Copy everything from the start of the material down to and including the line that contains "x-tick-label: 1s xyxy=(2423,1022,2439,1038)", keeping each line unchanged.

Records from a collection
****************

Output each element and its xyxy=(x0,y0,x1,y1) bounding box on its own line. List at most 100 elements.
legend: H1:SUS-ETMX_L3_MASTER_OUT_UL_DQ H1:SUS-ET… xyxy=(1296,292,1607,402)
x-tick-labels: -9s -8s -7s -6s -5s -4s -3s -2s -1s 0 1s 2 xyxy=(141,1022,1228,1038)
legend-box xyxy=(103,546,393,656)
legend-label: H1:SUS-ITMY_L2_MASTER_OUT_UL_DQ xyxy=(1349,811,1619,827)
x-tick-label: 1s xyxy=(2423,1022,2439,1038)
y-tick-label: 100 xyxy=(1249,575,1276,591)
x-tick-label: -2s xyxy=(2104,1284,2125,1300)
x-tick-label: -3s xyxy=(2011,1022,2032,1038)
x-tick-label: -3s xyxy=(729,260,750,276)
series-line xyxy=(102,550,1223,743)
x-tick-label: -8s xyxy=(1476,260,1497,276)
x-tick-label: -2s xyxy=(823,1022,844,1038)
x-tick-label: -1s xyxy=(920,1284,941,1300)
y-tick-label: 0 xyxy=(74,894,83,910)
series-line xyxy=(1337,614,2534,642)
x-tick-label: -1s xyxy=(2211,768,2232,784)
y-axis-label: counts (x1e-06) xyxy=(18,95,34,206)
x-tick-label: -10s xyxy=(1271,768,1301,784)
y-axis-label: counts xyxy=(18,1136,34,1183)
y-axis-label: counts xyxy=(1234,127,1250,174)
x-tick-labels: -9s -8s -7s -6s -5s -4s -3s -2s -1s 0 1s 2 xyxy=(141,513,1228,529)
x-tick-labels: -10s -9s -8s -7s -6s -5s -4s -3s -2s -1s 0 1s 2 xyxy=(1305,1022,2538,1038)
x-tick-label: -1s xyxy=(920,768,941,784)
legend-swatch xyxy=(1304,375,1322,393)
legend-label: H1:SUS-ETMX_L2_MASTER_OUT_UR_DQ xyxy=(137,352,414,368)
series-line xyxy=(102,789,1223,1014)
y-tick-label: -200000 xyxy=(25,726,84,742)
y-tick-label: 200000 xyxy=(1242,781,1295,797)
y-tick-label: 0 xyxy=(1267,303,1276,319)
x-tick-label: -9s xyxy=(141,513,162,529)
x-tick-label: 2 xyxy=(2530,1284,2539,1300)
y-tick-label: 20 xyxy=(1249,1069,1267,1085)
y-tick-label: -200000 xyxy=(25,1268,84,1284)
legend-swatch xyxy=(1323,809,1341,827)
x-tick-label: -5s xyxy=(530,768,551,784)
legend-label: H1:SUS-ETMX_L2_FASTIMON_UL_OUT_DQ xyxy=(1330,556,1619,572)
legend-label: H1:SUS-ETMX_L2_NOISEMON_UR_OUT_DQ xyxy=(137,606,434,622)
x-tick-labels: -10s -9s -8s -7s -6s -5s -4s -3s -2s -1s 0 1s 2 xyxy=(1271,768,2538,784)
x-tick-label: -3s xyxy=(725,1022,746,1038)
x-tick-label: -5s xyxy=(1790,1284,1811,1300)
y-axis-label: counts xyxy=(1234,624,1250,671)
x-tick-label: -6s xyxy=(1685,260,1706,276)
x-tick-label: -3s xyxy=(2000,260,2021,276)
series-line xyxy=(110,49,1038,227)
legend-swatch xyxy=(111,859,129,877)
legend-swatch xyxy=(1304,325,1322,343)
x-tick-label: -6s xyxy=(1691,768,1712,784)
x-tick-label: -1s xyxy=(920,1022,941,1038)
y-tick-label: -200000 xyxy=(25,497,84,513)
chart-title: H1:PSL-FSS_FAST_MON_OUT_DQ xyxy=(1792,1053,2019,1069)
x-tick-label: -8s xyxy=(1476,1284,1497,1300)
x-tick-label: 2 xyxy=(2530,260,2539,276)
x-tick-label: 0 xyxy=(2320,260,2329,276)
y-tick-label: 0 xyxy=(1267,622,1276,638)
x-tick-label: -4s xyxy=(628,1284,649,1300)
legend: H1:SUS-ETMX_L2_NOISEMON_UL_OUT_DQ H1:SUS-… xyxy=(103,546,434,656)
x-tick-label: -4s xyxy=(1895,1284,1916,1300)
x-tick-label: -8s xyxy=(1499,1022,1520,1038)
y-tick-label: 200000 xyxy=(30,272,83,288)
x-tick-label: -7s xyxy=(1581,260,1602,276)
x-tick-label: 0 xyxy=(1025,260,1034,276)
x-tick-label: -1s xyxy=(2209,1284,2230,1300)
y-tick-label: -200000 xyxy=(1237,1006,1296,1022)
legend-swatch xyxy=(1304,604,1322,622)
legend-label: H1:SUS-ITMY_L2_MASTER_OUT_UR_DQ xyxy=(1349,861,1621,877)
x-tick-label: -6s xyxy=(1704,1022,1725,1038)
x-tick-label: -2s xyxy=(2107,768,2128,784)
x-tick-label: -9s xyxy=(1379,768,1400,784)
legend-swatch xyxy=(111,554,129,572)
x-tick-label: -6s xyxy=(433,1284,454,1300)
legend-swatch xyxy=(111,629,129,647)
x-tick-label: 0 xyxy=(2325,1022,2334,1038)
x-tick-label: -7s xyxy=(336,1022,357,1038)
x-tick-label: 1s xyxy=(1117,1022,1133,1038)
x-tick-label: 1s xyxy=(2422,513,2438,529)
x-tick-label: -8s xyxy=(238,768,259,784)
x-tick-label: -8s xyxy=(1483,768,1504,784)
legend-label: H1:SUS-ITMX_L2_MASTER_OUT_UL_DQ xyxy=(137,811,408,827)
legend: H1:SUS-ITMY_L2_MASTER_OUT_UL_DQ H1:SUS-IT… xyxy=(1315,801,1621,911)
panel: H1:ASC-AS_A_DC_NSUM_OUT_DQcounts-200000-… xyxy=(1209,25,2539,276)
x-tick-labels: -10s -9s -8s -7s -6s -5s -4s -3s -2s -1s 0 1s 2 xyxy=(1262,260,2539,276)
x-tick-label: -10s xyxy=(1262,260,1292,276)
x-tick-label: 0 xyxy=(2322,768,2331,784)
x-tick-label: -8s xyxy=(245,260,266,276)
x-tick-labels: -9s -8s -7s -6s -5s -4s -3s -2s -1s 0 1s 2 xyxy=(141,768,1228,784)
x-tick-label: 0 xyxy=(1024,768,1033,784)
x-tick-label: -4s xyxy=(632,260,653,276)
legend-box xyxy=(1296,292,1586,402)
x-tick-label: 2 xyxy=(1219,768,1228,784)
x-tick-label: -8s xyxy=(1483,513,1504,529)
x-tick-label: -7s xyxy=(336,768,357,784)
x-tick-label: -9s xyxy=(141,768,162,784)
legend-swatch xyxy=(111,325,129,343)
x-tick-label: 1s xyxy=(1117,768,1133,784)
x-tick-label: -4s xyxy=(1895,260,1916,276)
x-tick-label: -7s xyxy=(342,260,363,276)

****************

■ **COMPLETED TASK**:
Output each element and its xyxy=(x0,y0,x1,y1) bounding box on its own line. List at most 100 elements.
legend: H1:SUS-ETMX_L3_MASTER_OUT_UL_DQ H1:SUS-ET… xyxy=(1296,292,1607,402)
x-tick-labels: -9s -8s -7s -6s -5s -4s -3s -2s -1s 0 1s 2 xyxy=(141,1022,1228,1038)
legend-box xyxy=(103,546,393,656)
legend-label: H1:SUS-ITMY_L2_MASTER_OUT_UL_DQ xyxy=(1349,811,1619,827)
x-tick-label: 1s xyxy=(2423,1022,2439,1038)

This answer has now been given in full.